Goal: Collect each line holding the string "this".

Provided records:
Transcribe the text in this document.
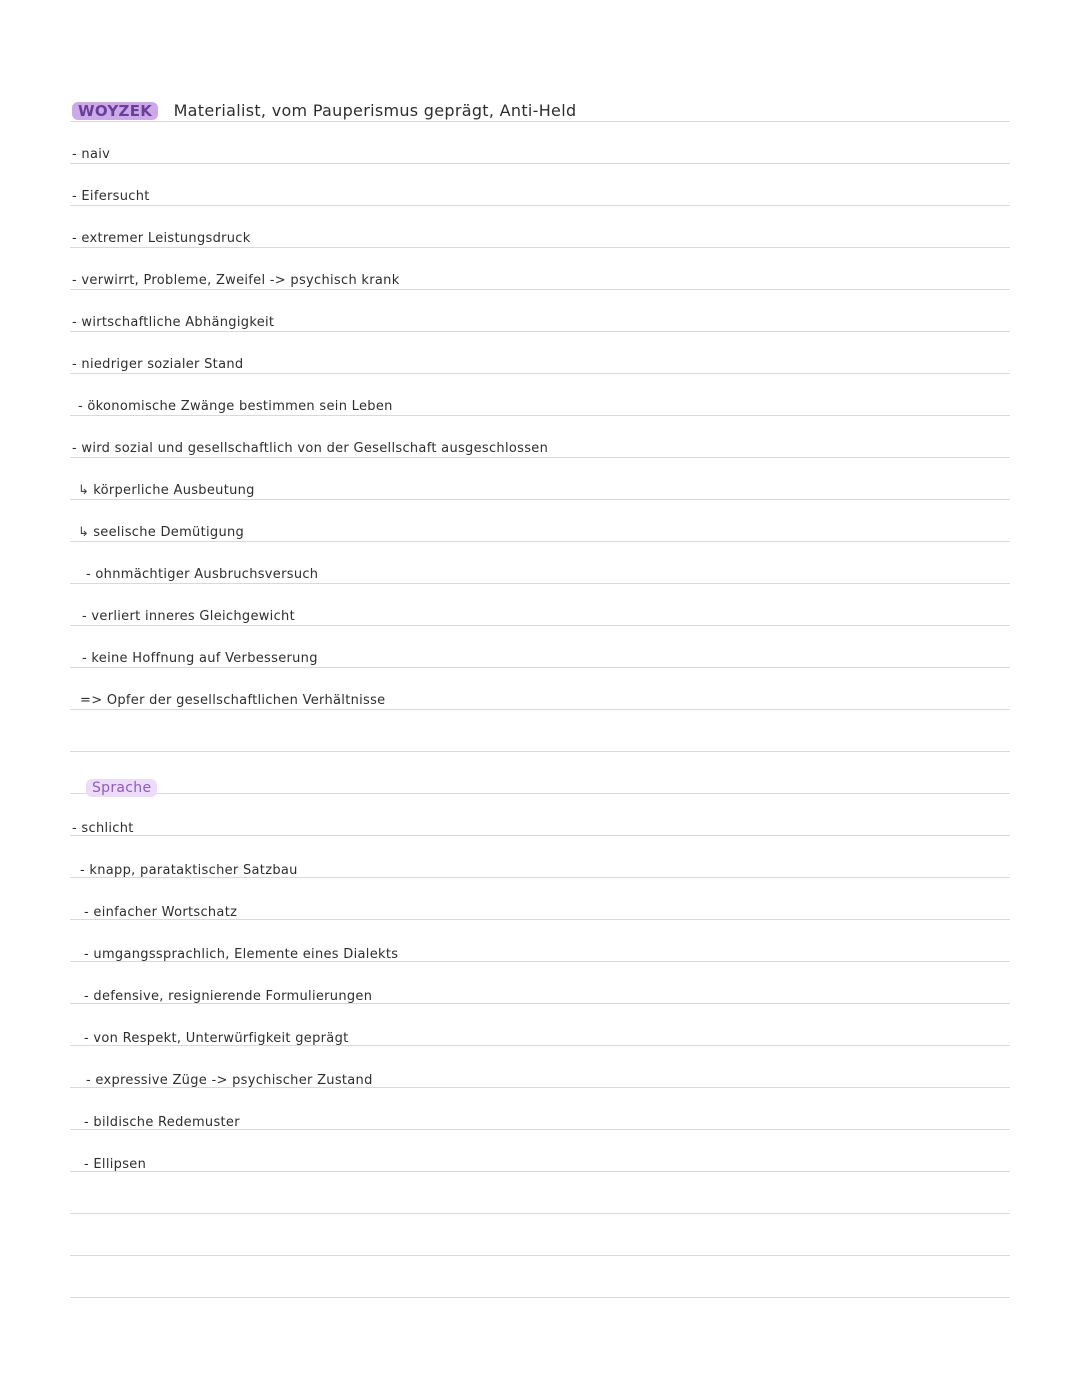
WOYZEK Materialist, vom Pauperismus geprägt, Anti-Held
- naiv
- Eifersucht
- extremer Leistungsdruck
- verwirrt, Probleme, Zweifel -> psychisch krank
- wirtschaftliche Abhängigkeit
- niedriger sozialer Stand
- ökonomische Zwänge bestimmen sein Leben
- wird sozial und gesellschaftlich von der Gesellschaft ausgeschlossen
↳ körperliche Ausbeutung
↳ seelische Demütigung
- ohnmächtiger Ausbruchsversuch
- verliert inneres Gleichgewicht
- keine Hoffnung auf Verbesserung
=> Opfer der gesellschaftlichen Verhältnisse
Sprache
- schlicht
- knapp, parataktischer Satzbau
- einfacher Wortschatz
- umgangssprachlich, Elemente eines Dialekts
- defensive, resignierende Formulierungen
- von Respekt, Unterwürfigkeit geprägt
- expressive Züge -> psychischer Zustand
- bildische Redemuster
- Ellipsen
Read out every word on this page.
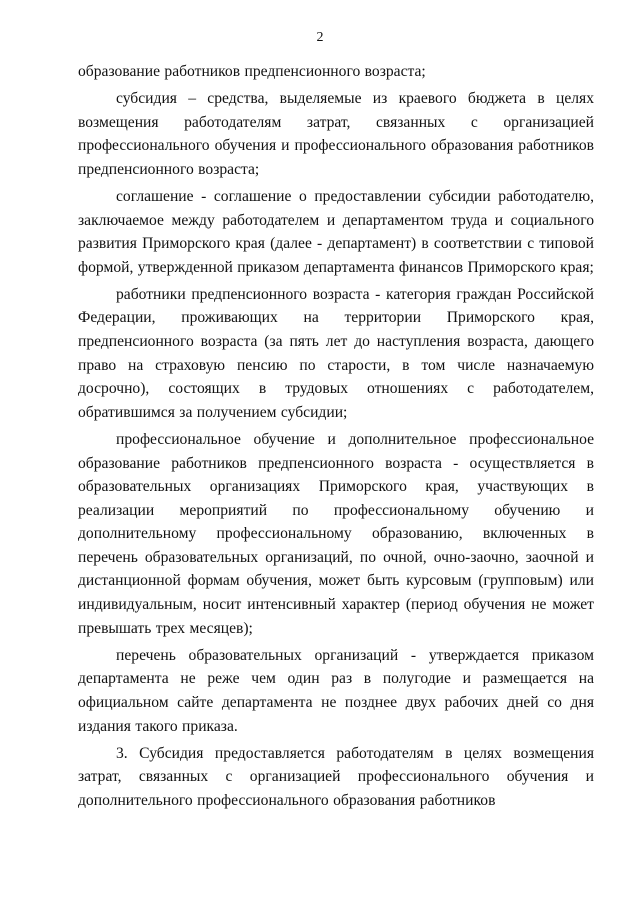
2

образование работников предпенсионного возраста;

субсидия – средства, выделяемые из краевого бюджета в целях возмещения работодателям затрат, связанных с организацией профессионального обучения и профессионального образования работников предпенсионного возраста;

соглашение - соглашение о предоставлении субсидии работодателю, заключаемое между работодателем и департаментом труда и социального развития Приморского края (далее - департамент) в соответствии с типовой формой, утвержденной приказом департамента финансов Приморского края;

работники предпенсионного возраста - категория граждан Российской Федерации, проживающих на территории Приморского края, предпенсионного возраста (за пять лет до наступления возраста, дающего право на страховую пенсию по старости, в том числе назначаемую досрочно), состоящих в трудовых отношениях с работодателем, обратившимся за получением субсидии;

профессиональное обучение и дополнительное профессиональное образование работников предпенсионного возраста - осуществляется в образовательных организациях Приморского края, участвующих в реализации мероприятий по профессиональному обучению и дополнительному профессиональному образованию, включенных в перечень образовательных организаций, по очной, очно-заочно, заочной и дистанционной формам обучения, может быть курсовым (групповым) или индивидуальным, носит интенсивный характер (период обучения не может превышать трех месяцев);

перечень образовательных организаций - утверждается приказом департамента не реже чем один раз в полугодие и размещается на официальном сайте департамента не позднее двух рабочих дней со дня издания такого приказа.

3. Субсидия предоставляется работодателям в целях возмещения затрат, связанных с организацией профессионального обучения и дополнительного профессионального образования работников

Reply to the task:
Transcribe the text in this document.
Read out every word on this page.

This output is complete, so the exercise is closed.